**INFORMATION SHOWN:**

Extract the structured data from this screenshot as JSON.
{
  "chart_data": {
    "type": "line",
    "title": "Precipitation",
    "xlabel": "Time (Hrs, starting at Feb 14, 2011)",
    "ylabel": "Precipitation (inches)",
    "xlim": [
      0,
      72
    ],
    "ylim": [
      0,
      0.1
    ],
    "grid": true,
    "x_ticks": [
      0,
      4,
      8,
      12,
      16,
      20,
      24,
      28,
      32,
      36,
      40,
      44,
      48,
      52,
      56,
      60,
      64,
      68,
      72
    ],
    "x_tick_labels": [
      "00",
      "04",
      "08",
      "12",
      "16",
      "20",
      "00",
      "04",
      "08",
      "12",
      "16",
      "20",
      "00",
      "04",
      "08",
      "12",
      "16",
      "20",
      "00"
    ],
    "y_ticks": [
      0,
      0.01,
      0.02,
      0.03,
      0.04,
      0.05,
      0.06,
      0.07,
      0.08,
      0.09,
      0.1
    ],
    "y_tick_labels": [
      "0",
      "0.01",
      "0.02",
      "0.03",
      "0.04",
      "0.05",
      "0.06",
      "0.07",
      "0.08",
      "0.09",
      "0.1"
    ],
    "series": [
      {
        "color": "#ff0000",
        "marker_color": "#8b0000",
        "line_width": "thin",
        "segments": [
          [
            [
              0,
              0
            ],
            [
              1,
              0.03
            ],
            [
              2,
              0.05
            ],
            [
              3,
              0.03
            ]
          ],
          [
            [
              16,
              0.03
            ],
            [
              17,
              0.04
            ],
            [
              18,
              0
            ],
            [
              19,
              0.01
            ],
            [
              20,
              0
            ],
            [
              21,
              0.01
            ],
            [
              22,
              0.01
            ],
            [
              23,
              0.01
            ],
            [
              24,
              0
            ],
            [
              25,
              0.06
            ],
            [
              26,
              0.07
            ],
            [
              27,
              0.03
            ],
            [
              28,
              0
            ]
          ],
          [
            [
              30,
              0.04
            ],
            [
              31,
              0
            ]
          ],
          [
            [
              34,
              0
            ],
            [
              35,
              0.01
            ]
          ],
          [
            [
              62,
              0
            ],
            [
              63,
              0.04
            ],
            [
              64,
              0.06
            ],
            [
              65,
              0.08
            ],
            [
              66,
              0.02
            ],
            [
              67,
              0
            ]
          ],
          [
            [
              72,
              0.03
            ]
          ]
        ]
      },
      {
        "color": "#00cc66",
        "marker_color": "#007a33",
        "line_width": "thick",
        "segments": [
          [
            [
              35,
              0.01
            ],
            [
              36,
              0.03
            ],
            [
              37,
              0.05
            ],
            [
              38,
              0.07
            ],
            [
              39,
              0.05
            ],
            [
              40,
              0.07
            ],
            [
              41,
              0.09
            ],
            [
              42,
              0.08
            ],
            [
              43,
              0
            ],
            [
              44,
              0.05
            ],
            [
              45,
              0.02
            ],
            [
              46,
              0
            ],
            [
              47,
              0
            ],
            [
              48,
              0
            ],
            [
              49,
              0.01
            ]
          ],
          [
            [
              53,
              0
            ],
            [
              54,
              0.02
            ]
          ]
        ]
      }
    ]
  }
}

**REQUIRED TASK:**
The full set of records should be duplicated exactly.

**THE RESPONSE:**
Extract the structured data from this screenshot as JSON.
{
  "chart_data": {
    "type": "line",
    "title": "Precipitation",
    "xlabel": "Time (Hrs, starting at Feb 14, 2011)",
    "ylabel": "Precipitation (inches)",
    "xlim": [
      0,
      72
    ],
    "ylim": [
      0,
      0.1
    ],
    "grid": true,
    "x_ticks": [
      0,
      4,
      8,
      12,
      16,
      20,
      24,
      28,
      32,
      36,
      40,
      44,
      48,
      52,
      56,
      60,
      64,
      68,
      72
    ],
    "x_tick_labels": [
      "00",
      "04",
      "08",
      "12",
      "16",
      "20",
      "00",
      "04",
      "08",
      "12",
      "16",
      "20",
      "00",
      "04",
      "08",
      "12",
      "16",
      "20",
      "00"
    ],
    "y_ticks": [
      0,
      0.01,
      0.02,
      0.03,
      0.04,
      0.05,
      0.06,
      0.07,
      0.08,
      0.09,
      0.1
    ],
    "y_tick_labels": [
      "0",
      "0.01",
      "0.02",
      "0.03",
      "0.04",
      "0.05",
      "0.06",
      "0.07",
      "0.08",
      "0.09",
      "0.1"
    ],
    "series": [
      {
        "color": "#ff0000",
        "marker_color": "#8b0000",
        "line_width": "thin",
        "segments": [
          [
            [
              0,
              0
            ],
            [
              1,
              0.03
            ],
            [
              2,
              0.05
            ],
            [
              3,
              0.03
            ]
          ],
          [
            [
              16,
              0.03
            ],
            [
              17,
              0.04
            ],
            [
              18,
              0
            ],
            [
              19,
              0.01
            ],
            [
              20,
              0
            ],
            [
              21,
              0.01
            ],
            [
              22,
              0.01
            ],
            [
              23,
              0.01
            ],
            [
              24,
              0
            ],
            [
              25,
              0.06
            ],
            [
              26,
              0.07
            ],
            [
              27,
              0.03
            ],
            [
              28,
              0
            ]
          ],
          [
            [
              30,
              0.04
            ],
            [
              31,
              0
            ]
          ],
          [
            [
              34,
              0
            ],
            [
              35,
              0.01
            ]
          ],
          [
            [
              62,
              0
            ],
            [
              63,
              0.04
            ],
            [
              64,
              0.06
            ],
            [
              65,
              0.08
            ],
            [
              66,
              0.02
            ],
            [
              67,
              0
            ]
          ],
          [
            [
              72,
              0.03
            ]
          ]
        ]
      },
      {
        "color": "#00cc66",
        "marker_color": "#007a33",
        "line_width": "thick",
        "segments": [
          [
            [
              35,
              0.01
            ],
            [
              36,
              0.03
            ],
            [
              37,
              0.05
            ],
            [
              38,
              0.07
            ],
            [
              39,
              0.05
            ],
            [
              40,
              0.07
            ],
            [
              41,
              0.09
            ],
            [
              42,
              0.08
            ],
            [
              43,
              0
            ],
            [
              44,
              0.05
            ],
            [
              45,
              0.02
            ],
            [
              46,
              0
            ],
            [
              47,
              0
            ],
            [
              48,
              0
            ],
            [
              49,
              0.01
            ]
          ],
          [
            [
              53,
              0
            ],
            [
              54,
              0.02
            ]
          ]
        ]
      }
    ]
  }
}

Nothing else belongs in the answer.